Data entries

★ ★ ★ ★

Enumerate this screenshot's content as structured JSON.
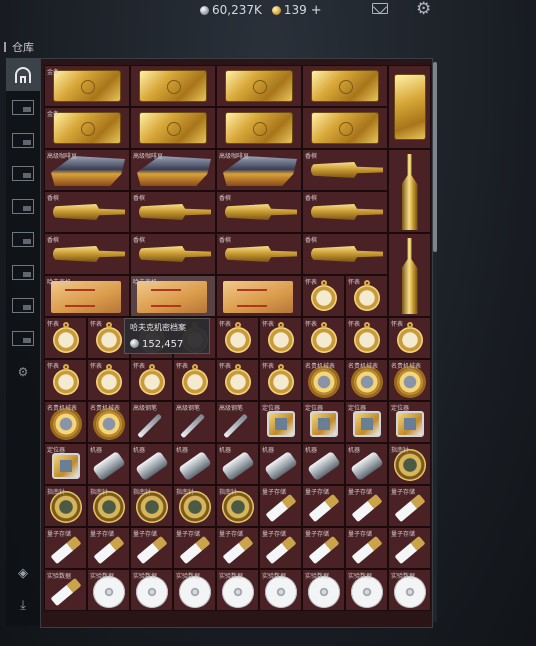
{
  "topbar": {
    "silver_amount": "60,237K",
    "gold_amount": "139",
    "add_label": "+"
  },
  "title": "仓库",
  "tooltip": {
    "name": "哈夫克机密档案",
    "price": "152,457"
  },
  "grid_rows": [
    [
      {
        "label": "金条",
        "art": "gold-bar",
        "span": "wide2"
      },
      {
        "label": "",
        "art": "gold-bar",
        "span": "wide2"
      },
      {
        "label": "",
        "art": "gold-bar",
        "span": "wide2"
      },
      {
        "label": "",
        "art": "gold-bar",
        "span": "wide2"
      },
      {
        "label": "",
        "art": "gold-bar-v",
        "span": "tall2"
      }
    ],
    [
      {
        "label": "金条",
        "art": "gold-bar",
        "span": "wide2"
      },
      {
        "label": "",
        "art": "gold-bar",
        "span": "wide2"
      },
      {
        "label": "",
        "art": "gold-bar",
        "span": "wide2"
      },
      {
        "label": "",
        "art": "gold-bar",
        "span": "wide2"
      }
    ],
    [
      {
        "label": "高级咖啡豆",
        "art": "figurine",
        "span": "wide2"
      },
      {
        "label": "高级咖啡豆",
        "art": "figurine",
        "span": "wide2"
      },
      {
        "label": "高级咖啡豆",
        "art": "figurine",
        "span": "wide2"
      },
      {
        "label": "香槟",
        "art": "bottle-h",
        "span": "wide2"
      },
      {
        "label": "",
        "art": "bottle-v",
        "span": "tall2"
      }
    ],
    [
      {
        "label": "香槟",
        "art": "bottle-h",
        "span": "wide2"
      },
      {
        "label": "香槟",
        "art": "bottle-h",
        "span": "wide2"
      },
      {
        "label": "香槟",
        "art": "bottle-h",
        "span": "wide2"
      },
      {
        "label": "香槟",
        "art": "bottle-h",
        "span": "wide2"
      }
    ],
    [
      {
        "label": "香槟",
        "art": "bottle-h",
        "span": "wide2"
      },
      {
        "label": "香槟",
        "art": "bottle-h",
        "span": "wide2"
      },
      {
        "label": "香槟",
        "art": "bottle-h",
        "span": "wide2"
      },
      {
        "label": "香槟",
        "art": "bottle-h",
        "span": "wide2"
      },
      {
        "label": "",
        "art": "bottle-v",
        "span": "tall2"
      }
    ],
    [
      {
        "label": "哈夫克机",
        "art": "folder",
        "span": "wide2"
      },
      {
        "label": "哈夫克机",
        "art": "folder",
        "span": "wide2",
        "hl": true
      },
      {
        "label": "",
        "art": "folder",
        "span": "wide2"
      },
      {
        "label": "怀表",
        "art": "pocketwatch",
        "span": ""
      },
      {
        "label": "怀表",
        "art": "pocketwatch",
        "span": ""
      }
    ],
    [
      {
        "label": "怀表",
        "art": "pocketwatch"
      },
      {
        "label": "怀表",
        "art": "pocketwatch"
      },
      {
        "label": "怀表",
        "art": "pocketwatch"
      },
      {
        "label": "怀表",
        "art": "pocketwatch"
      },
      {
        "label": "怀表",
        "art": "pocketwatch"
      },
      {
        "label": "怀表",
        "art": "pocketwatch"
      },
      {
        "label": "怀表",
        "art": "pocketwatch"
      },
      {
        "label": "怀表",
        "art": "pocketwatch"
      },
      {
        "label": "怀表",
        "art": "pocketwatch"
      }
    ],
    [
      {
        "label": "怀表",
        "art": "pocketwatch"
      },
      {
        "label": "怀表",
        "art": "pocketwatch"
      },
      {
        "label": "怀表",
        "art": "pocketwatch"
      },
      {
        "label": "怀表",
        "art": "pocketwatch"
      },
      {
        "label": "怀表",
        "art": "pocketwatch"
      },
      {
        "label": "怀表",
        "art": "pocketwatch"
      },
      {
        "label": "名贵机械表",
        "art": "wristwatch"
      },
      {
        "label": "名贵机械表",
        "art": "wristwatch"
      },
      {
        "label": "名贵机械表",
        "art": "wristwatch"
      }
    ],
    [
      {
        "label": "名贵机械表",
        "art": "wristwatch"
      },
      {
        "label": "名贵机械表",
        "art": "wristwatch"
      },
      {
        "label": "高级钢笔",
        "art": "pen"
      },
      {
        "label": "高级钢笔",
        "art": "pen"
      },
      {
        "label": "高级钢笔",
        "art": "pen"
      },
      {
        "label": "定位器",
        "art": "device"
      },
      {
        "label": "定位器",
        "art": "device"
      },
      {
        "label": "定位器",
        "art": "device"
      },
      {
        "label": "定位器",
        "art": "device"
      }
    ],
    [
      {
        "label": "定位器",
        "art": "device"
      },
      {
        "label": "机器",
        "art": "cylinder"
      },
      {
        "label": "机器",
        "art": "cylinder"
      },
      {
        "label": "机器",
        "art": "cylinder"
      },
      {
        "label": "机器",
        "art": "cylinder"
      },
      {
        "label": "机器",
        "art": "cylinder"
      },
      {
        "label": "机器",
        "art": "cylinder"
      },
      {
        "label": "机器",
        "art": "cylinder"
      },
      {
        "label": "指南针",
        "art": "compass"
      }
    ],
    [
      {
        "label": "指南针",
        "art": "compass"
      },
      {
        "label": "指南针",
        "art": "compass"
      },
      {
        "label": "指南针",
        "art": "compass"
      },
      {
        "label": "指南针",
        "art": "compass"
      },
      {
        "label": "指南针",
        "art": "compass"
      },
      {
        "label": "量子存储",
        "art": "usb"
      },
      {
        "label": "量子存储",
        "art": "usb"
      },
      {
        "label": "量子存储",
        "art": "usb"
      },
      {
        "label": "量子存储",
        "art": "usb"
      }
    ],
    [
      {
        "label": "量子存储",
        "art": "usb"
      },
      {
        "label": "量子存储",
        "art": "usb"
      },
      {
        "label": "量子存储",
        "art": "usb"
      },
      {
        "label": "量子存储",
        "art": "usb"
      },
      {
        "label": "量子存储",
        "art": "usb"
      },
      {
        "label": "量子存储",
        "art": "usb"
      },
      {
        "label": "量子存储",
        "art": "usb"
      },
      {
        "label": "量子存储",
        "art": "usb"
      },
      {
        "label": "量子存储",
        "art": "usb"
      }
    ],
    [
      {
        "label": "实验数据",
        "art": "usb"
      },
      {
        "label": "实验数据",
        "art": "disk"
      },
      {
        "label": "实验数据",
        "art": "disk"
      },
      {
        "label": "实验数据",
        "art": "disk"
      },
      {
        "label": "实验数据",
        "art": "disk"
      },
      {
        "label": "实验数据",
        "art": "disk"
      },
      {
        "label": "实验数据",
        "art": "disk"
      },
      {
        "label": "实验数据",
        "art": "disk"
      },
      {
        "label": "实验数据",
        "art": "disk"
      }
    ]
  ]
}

★ ★ ★ ★

:: INSTRUCTION ::
Would you set down the listing exactly, omitting pictures?

:: FINAL ANSWER ::
Enumerate this screenshot's content as structured JSON.
{
  "topbar": {
    "silver_amount": "60,237K",
    "gold_amount": "139",
    "add_label": "+"
  },
  "title": "仓库",
  "tooltip": {
    "name": "哈夫克机密档案",
    "price": "152,457"
  },
  "grid_rows": [
    [
      {
        "label": "金条",
        "art": "gold-bar",
        "span": "wide2"
      },
      {
        "label": "",
        "art": "gold-bar",
        "span": "wide2"
      },
      {
        "label": "",
        "art": "gold-bar",
        "span": "wide2"
      },
      {
        "label": "",
        "art": "gold-bar",
        "span": "wide2"
      },
      {
        "label": "",
        "art": "gold-bar-v",
        "span": "tall2"
      }
    ],
    [
      {
        "label": "金条",
        "art": "gold-bar",
        "span": "wide2"
      },
      {
        "label": "",
        "art": "gold-bar",
        "span": "wide2"
      },
      {
        "label": "",
        "art": "gold-bar",
        "span": "wide2"
      },
      {
        "label": "",
        "art": "gold-bar",
        "span": "wide2"
      }
    ],
    [
      {
        "label": "高级咖啡豆",
        "art": "figurine",
        "span": "wide2"
      },
      {
        "label": "高级咖啡豆",
        "art": "figurine",
        "span": "wide2"
      },
      {
        "label": "高级咖啡豆",
        "art": "figurine",
        "span": "wide2"
      },
      {
        "label": "香槟",
        "art": "bottle-h",
        "span": "wide2"
      },
      {
        "label": "",
        "art": "bottle-v",
        "span": "tall2"
      }
    ],
    [
      {
        "label": "香槟",
        "art": "bottle-h",
        "span": "wide2"
      },
      {
        "label": "香槟",
        "art": "bottle-h",
        "span": "wide2"
      },
      {
        "label": "香槟",
        "art": "bottle-h",
        "span": "wide2"
      },
      {
        "label": "香槟",
        "art": "bottle-h",
        "span": "wide2"
      }
    ],
    [
      {
        "label": "香槟",
        "art": "bottle-h",
        "span": "wide2"
      },
      {
        "label": "香槟",
        "art": "bottle-h",
        "span": "wide2"
      },
      {
        "label": "香槟",
        "art": "bottle-h",
        "span": "wide2"
      },
      {
        "label": "香槟",
        "art": "bottle-h",
        "span": "wide2"
      },
      {
        "label": "",
        "art": "bottle-v",
        "span": "tall2"
      }
    ],
    [
      {
        "label": "哈夫克机",
        "art": "folder",
        "span": "wide2"
      },
      {
        "label": "哈夫克机",
        "art": "folder",
        "span": "wide2",
        "hl": true
      },
      {
        "label": "",
        "art": "folder",
        "span": "wide2"
      },
      {
        "label": "怀表",
        "art": "pocketwatch",
        "span": ""
      },
      {
        "label": "怀表",
        "art": "pocketwatch",
        "span": ""
      }
    ],
    [
      {
        "label": "怀表",
        "art": "pocketwatch"
      },
      {
        "label": "怀表",
        "art": "pocketwatch"
      },
      {
        "label": "怀表",
        "art": "pocketwatch"
      },
      {
        "label": "怀表",
        "art": "pocketwatch"
      },
      {
        "label": "怀表",
        "art": "pocketwatch"
      },
      {
        "label": "怀表",
        "art": "pocketwatch"
      },
      {
        "label": "怀表",
        "art": "pocketwatch"
      },
      {
        "label": "怀表",
        "art": "pocketwatch"
      },
      {
        "label": "怀表",
        "art": "pocketwatch"
      }
    ],
    [
      {
        "label": "怀表",
        "art": "pocketwatch"
      },
      {
        "label": "怀表",
        "art": "pocketwatch"
      },
      {
        "label": "怀表",
        "art": "pocketwatch"
      },
      {
        "label": "怀表",
        "art": "pocketwatch"
      },
      {
        "label": "怀表",
        "art": "pocketwatch"
      },
      {
        "label": "怀表",
        "art": "pocketwatch"
      },
      {
        "label": "名贵机械表",
        "art": "wristwatch"
      },
      {
        "label": "名贵机械表",
        "art": "wristwatch"
      },
      {
        "label": "名贵机械表",
        "art": "wristwatch"
      }
    ],
    [
      {
        "label": "名贵机械表",
        "art": "wristwatch"
      },
      {
        "label": "名贵机械表",
        "art": "wristwatch"
      },
      {
        "label": "高级钢笔",
        "art": "pen"
      },
      {
        "label": "高级钢笔",
        "art": "pen"
      },
      {
        "label": "高级钢笔",
        "art": "pen"
      },
      {
        "label": "定位器",
        "art": "device"
      },
      {
        "label": "定位器",
        "art": "device"
      },
      {
        "label": "定位器",
        "art": "device"
      },
      {
        "label": "定位器",
        "art": "device"
      }
    ],
    [
      {
        "label": "定位器",
        "art": "device"
      },
      {
        "label": "机器",
        "art": "cylinder"
      },
      {
        "label": "机器",
        "art": "cylinder"
      },
      {
        "label": "机器",
        "art": "cylinder"
      },
      {
        "label": "机器",
        "art": "cylinder"
      },
      {
        "label": "机器",
        "art": "cylinder"
      },
      {
        "label": "机器",
        "art": "cylinder"
      },
      {
        "label": "机器",
        "art": "cylinder"
      },
      {
        "label": "指南针",
        "art": "compass"
      }
    ],
    [
      {
        "label": "指南针",
        "art": "compass"
      },
      {
        "label": "指南针",
        "art": "compass"
      },
      {
        "label": "指南针",
        "art": "compass"
      },
      {
        "label": "指南针",
        "art": "compass"
      },
      {
        "label": "指南针",
        "art": "compass"
      },
      {
        "label": "量子存储",
        "art": "usb"
      },
      {
        "label": "量子存储",
        "art": "usb"
      },
      {
        "label": "量子存储",
        "art": "usb"
      },
      {
        "label": "量子存储",
        "art": "usb"
      }
    ],
    [
      {
        "label": "量子存储",
        "art": "usb"
      },
      {
        "label": "量子存储",
        "art": "usb"
      },
      {
        "label": "量子存储",
        "art": "usb"
      },
      {
        "label": "量子存储",
        "art": "usb"
      },
      {
        "label": "量子存储",
        "art": "usb"
      },
      {
        "label": "量子存储",
        "art": "usb"
      },
      {
        "label": "量子存储",
        "art": "usb"
      },
      {
        "label": "量子存储",
        "art": "usb"
      },
      {
        "label": "量子存储",
        "art": "usb"
      }
    ],
    [
      {
        "label": "实验数据",
        "art": "usb"
      },
      {
        "label": "实验数据",
        "art": "disk"
      },
      {
        "label": "实验数据",
        "art": "disk"
      },
      {
        "label": "实验数据",
        "art": "disk"
      },
      {
        "label": "实验数据",
        "art": "disk"
      },
      {
        "label": "实验数据",
        "art": "disk"
      },
      {
        "label": "实验数据",
        "art": "disk"
      },
      {
        "label": "实验数据",
        "art": "disk"
      },
      {
        "label": "实验数据",
        "art": "disk"
      }
    ]
  ]
}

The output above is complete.